> [Entries with figure data]:
┏━━
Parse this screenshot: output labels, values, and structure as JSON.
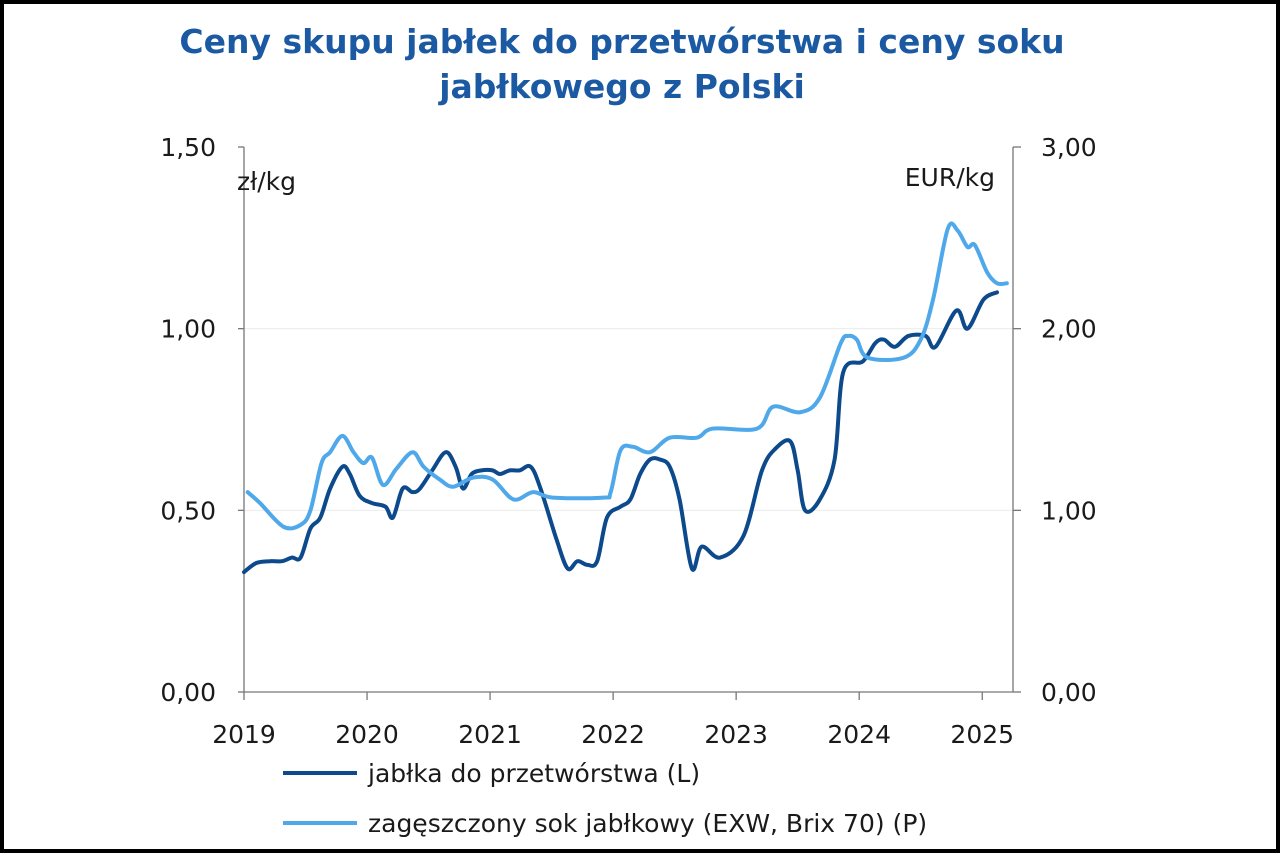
{
  "chart_data": {
    "type": "line",
    "title_lines": [
      "Ceny skupu jabłek do przetwórstwa i ceny soku",
      "jabłkowego z Polski"
    ],
    "left_unit": "zł/kg",
    "right_unit": "EUR/kg",
    "xlim": [
      2019,
      2025.25
    ],
    "x_ticks": [
      "2019",
      "2020",
      "2021",
      "2022",
      "2023",
      "2024",
      "2025"
    ],
    "left_ylim": [
      0,
      1.5
    ],
    "left_ticks": [
      "0,00",
      "0,50",
      "1,00",
      "1,50"
    ],
    "right_ylim": [
      0,
      3.0
    ],
    "right_ticks": [
      "0,00",
      "1,00",
      "2,00",
      "3,00"
    ],
    "grid": "horizontal",
    "legend_position": "bottom",
    "series": [
      {
        "name": "jabłka do przetwórstwa (L)",
        "axis": "left",
        "color": "#0d4a8c",
        "x": [
          2019.0,
          2019.1,
          2019.21,
          2019.31,
          2019.39,
          2019.46,
          2019.54,
          2019.62,
          2019.7,
          2019.8,
          2019.86,
          2019.94,
          2020.04,
          2020.15,
          2020.21,
          2020.29,
          2020.37,
          2020.43,
          2020.53,
          2020.64,
          2020.72,
          2020.78,
          2020.85,
          2020.93,
          2021.02,
          2021.08,
          2021.16,
          2021.24,
          2021.33,
          2021.41,
          2021.54,
          2021.63,
          2021.71,
          2021.79,
          2021.87,
          2021.95,
          2022.06,
          2022.14,
          2022.22,
          2022.3,
          2022.38,
          2022.46,
          2022.54,
          2022.64,
          2022.72,
          2022.87,
          2023.06,
          2023.21,
          2023.32,
          2023.44,
          2023.5,
          2023.56,
          2023.68,
          2023.8,
          2023.87,
          2024.03,
          2024.13,
          2024.2,
          2024.29,
          2024.4,
          2024.54,
          2024.62,
          2024.79,
          2024.88,
          2025.01,
          2025.12
        ],
        "y": [
          0.33,
          0.355,
          0.36,
          0.36,
          0.37,
          0.37,
          0.45,
          0.48,
          0.56,
          0.62,
          0.6,
          0.54,
          0.52,
          0.51,
          0.48,
          0.56,
          0.55,
          0.56,
          0.61,
          0.66,
          0.62,
          0.56,
          0.6,
          0.61,
          0.61,
          0.6,
          0.61,
          0.61,
          0.62,
          0.56,
          0.42,
          0.34,
          0.36,
          0.35,
          0.36,
          0.48,
          0.51,
          0.53,
          0.6,
          0.64,
          0.64,
          0.62,
          0.53,
          0.34,
          0.4,
          0.37,
          0.43,
          0.61,
          0.67,
          0.69,
          0.61,
          0.5,
          0.53,
          0.64,
          0.88,
          0.91,
          0.96,
          0.97,
          0.95,
          0.98,
          0.98,
          0.95,
          1.05,
          1.0,
          1.08,
          1.1
        ]
      },
      {
        "name": "zagęszczony sok jabłkowy (EXW, Brix 70) (P)",
        "axis": "right",
        "color": "#4fa8ea",
        "x": [
          2019.03,
          2019.13,
          2019.32,
          2019.46,
          2019.54,
          2019.63,
          2019.7,
          2019.8,
          2019.89,
          2019.97,
          2020.04,
          2020.13,
          2020.24,
          2020.37,
          2020.46,
          2020.59,
          2020.7,
          2020.86,
          2021.02,
          2021.19,
          2021.35,
          2021.51,
          2021.92,
          2021.98,
          2022.06,
          2022.16,
          2022.3,
          2022.46,
          2022.68,
          2022.81,
          2023.17,
          2023.3,
          2023.52,
          2023.68,
          2023.85,
          2023.91,
          2023.98,
          2024.07,
          2024.36,
          2024.5,
          2024.6,
          2024.72,
          2024.8,
          2024.88,
          2024.94,
          2025.04,
          2025.12,
          2025.2
        ],
        "y": [
          1.1,
          1.04,
          0.91,
          0.92,
          1.0,
          1.26,
          1.32,
          1.41,
          1.32,
          1.26,
          1.29,
          1.14,
          1.23,
          1.32,
          1.24,
          1.17,
          1.13,
          1.18,
          1.17,
          1.06,
          1.1,
          1.07,
          1.07,
          1.1,
          1.33,
          1.35,
          1.32,
          1.4,
          1.4,
          1.45,
          1.45,
          1.57,
          1.54,
          1.62,
          1.92,
          1.96,
          1.94,
          1.84,
          1.84,
          1.94,
          2.16,
          2.55,
          2.54,
          2.45,
          2.46,
          2.31,
          2.25,
          2.25
        ]
      }
    ]
  }
}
┗━━
> [The request]:
Collect from the data above every line that includes "przetwórstwa".

> [Worked answer]:
      "Ceny skupu jabłek do przetwórstwa i ceny soku",
        "name": "jabłka do przetwórstwa (L)",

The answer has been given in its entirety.